---- Data to use
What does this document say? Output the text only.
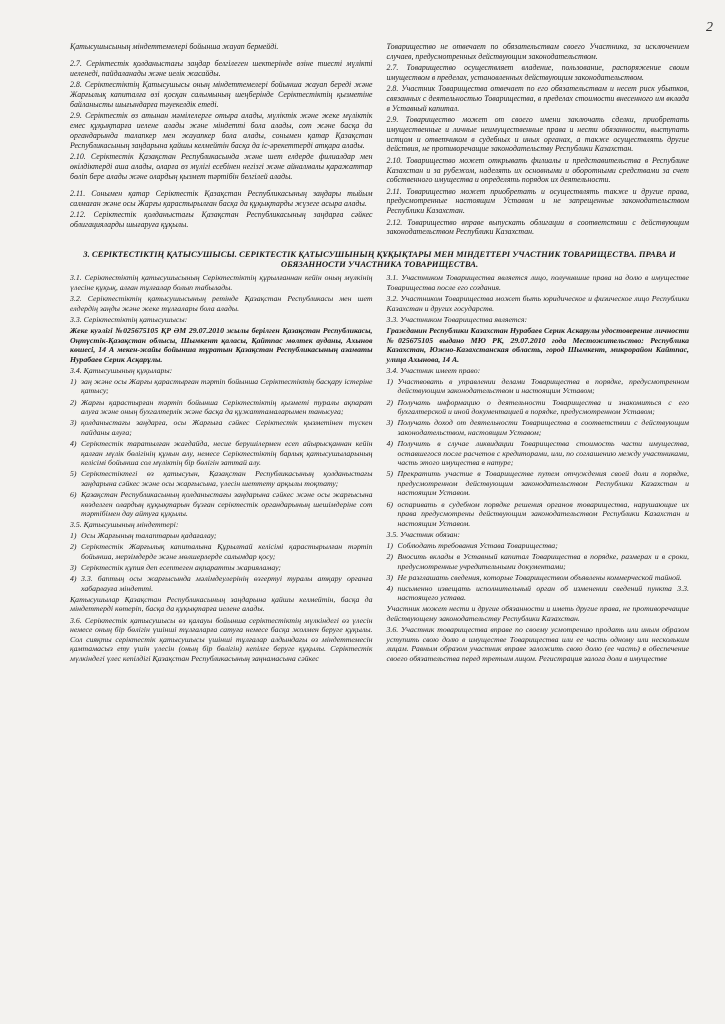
2

Қатысушысының міндеттемелері бойынша жауап бермейді.

2.7. Серіктестік қолданыстағы заңдар белгілеген шектерінде өзіне тиесті мүлікті иеленеді, пайдаланады және иелік жасайды.

2.8. Серіктестіктің Қатысушысы оның міндеттемелері бойынша жауап береді және Жарғылық капиталға өзі қосқан салымының шеңберінде Серіктестіктің қызметіне байланысты шығындарға тәуекелдік етеді.

2.9. Серіктестік өз атынан мәмілелерге отыра алады, мүліктік және жеке мүліктік емес құқықтарға иелене алады және міндетті бола алады, сот және басқа да органдарында талапкер мен жауапкер бола алады, сонымен қатар Қазақстан Республикасының заңдарына қайшы келмейтін басқа да іс-әрекеттерді атқара алады.

2.10. Серіктестік Қазақстан Республикасында және шет елдерде филиалдар мен өкілдіктерді аша алады, оларға өз мүлігі есебінен негізгі және айналмалы қаражаттар бөліп бере алады және олардың қызмет тәртібін белгілей алады.

2.11. Сонымен қатар Серіктестік Қазақстан Республикасының заңдары тыйым салмаған және осы Жарғы қарастырылған басқа да құқықтарды жүзеге асыра алады.

2.12. Серіктестік қолданыстағы Қазақстан Республикасының заңдарға сәйкес облигацияларды шығаруға құқылы.

Товарищество не отвечает по обязательствам своего Участника, за исключением случаев, предусмотренных действующим законодательством.

2.7. Товарищество осуществляет владение, пользование, распоряжение своим имуществом в пределах, установленных действующим законодательством.

2.8. Участник Товарищества отвечает по его обязательствам и несет риск убытков, связанных с деятельностью Товарищества, в пределах стоимости внесенного им вклада в Уставный капитал.

2.9. Товарищество может от своего имени заключать сделки, приобретать имущественные и личные неимущественные права и нести обязанности, выступать истцом и ответчиком в судебных и иных органах, а также осуществлять другие действия, не противоречащие законодательству Республики Казахстан.

2.10. Товарищество может открывать филиалы и представительства в Республике Казахстан и за рубежом, наделять их основными и оборотными средствами за счет собственного имущества и определять порядок их деятельности.

2.11. Товарищество может приобретать и осуществлять также и другие права, предусмотренные настоящим Уставом и не запрещенные законодательством Республики Казахстан.

2.12. Товарищество вправе выпускать облигации в соответствии с действующим законодательством Республики Казахстан.

3. СЕРІКТЕСТІКТІҢ ҚАТЫСУШЫСЫ. СЕРІКТЕСТІК ҚАТЫСУШЫНЫҢ ҚҰҚЫҚТАРЫ МЕН МІНДЕТТЕРІ УЧАСТНИК ТОВАРИЩЕСТВА. ПРАВА И ОБЯЗАННОСТИ УЧАСТНИКА ТОВАРИЩЕСТВА.

3.1. Серіктестіктің қатысушысының Серіктестіктің құрылғаннан кейін оның мүлкінің үлесіне құқық, алған тұлғалар болып табылады.

3.2. Серіктестіктің қатысушысының ретінде Қазақстан Республикасы мен шет елдердің заңды және жеке тұлғалары бола алады.

3.3. Серіктестіктің қатысушысы:

Жеке куәлігі №025675105 ҚР ӘМ 29.07.2010 жылы берілген Қазақстан Республикасы, Оңтүстік-Қазақстан облысы, Шымкент қаласы, Қайтпас мөлтек ауданы, Ахынов көшесі, 14 А мекен-жайы бойынша тұратын Қазақстан Республикасының азаматы Нурабаев Серик Асқарұлы.

3.4. Қатысушының құқылары:

1) заң және осы Жарғы қарастырған тәртіп бойынша Серіктестіктің басқару істеріне қатысу;

2) Жарғы қарастырған тәртіп бойынша Серіктестіктің қызметі туралы ақпарат алуға және оның бухгалтерлік және басқа да құжаттамаларымен танысуға;

3) қолданыстағы заңдарға, осы Жарғыға сәйкес Серіктестік қызметінен түскен пайданы алуға;

4) Серіктестік таратылған жағдайда, несие берушілермен есеп айырысқаннан кейін қалған мүлік бөлігінің құнын алу, немесе Серіктестіктің барлық қатысушыларының келісімі бойынша сол мүліктің бір бөлігін заттай алу.

5) Серіктестіктегі өз қатысуын, Қазақстан Республикасының қолданыстағы заңдарына сәйкес және осы жарғысына, үлесін шеттету арқылы тоқтату;

6) Қазақстан Республикасының қолданыстағы заңдарына сәйкес және осы жарғысына көзделген олардың құқықтарын бұзған серіктестік органдарының шешімдеріне сот тәртібімен дау айтуға құқылы.

3.5. Қатысушының міндеттері:

1) Осы Жарғының талаптарын қадағалау;

2) Серіктестік Жарғылық капиталына Құрылтай келісімі қарастырылған тәртіп бойынша, мерзімдерде және мөлшерлерде салымдар қосу;

3) Серіктестік құпия деп есептеген ақпаратты жарияламау;

4) 3.3. баптың осы жарғысында мәлімдеулерінің өзгертуі туралы атқару органға хабарлауға міндетті.

Қатысушылар Қазақстан Республикасының заңдарына қайшы келмейтін, басқа да міндеттерді көтеріп, басқа да құқықтарға иелене алады.

3.6. Серіктестік қатысушысы өз қалауы бойынша серіктестіктің мүлкіндегі өз үлесін немесе оның бір бөлігін үшінші тұлғаларға сатуға немесе басқа жолмен беруге құқылы. Сол сияқты серіктестік қатысушысы үшінші тұлғалар алдындағы өз міндеттемесін қамтамасыз ету үшін үлесін (оның бір бөлігін) кепілге беруге құқылы. Серіктестік мүлкіндегі үлес кепілдігі Қазақстан Республикасының заңнамасына сәйкес

3.1. Участником Товарищества является лицо, получившие права на долю в имуществе Товарищества после его создания.

3.2. Участником Товарищества может быть юридическое и физическое лицо Республики Казахстан и других государств.

3.3. Участником Товарищества является:

Гражданин Республики Казахстан Нурабаев Серик Аскарулы удостоверение личности №025675105 выдано МЮ РК, 29.07.2010 года Местожительство: Республика Казахстан, Южно-Казахстанская область, город Шымкент, микрорайон Кайтпас, улица Ахынова, 14 А.

3.4. Участник имеет право:

1) Участвовать в управлении делами Товарищества в порядке, предусмотренном действующим законодательством и настоящим Уставом;

2) Получать информацию о деятельности Товарищества и знакомиться с его бухгалтерской и иной документацией в порядке, предусмотренном Уставом;

3) Получать доход от деятельности Товарищества в соответствии с действующим законодательством, настоящим Уставом;

4) Получить в случае ликвидации Товарищества стоимость части имущества, оставшегося после расчетов с кредиторами, или, по соглашению между участниками, часть этого имущества в натуре;

5) Прекратить участие в Товариществе путем отчуждения своей доли в порядке, предусмотренном действующим законодательством Республики Казахстан и настоящим Уставом.

6) оспаривать в судебном порядке решения органов товарищества, нарушающие их права предусмотрены действующим законодательством Республики Казахстан и настоящим Уставом.

3.5. Участник обязан:

1) Соблюдать требования Устава Товарищества;

2) Вносить вклады в Уставный капитал Товарищества в порядке, размерах и в сроки, предусмотренные учредительными документами;

3) Не разглашать сведения, которые Товариществом объявлены коммерческой тайной.

4) письменно извещать исполнительный орган об изменении сведений пункта 3.3. настоящего устава.

Участник может нести и другие обязанности и иметь другие права, не противоречащие действующему законодательству Республики Казахстан.

3.6. Участник товарищества вправе по своему усмотрению продать или иным образом уступить свою долю в имуществе Товарищества или ее часть одному или нескольким лицам. Равным образом участник вправе заложить свою долю (ее часть) в обеспечение своего обязательства перед третьим лицом. Регистрация залога доли в имуществе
--------
• _Task objective_: Pull out every line holding "олардың" from the records above, and copy it.

• _Exercise output_:
2.10. Серіктестік Қазақстан Республикасында және шет елдерде филиалдар мен өкілдіктерді аша алады, оларға өз мүлігі есебінен негізгі және айналмалы қаражаттар бөліп бере алады және олардың қызмет тәртібін белгілей алады.
6) Қазақстан Республикасының қолданыстағы заңдарына сәйкес және осы жарғысына көзделген олардың құқықтарын бұзған серіктестік органдарының шешімдеріне сот тәртібімен дау айтуға құқылы.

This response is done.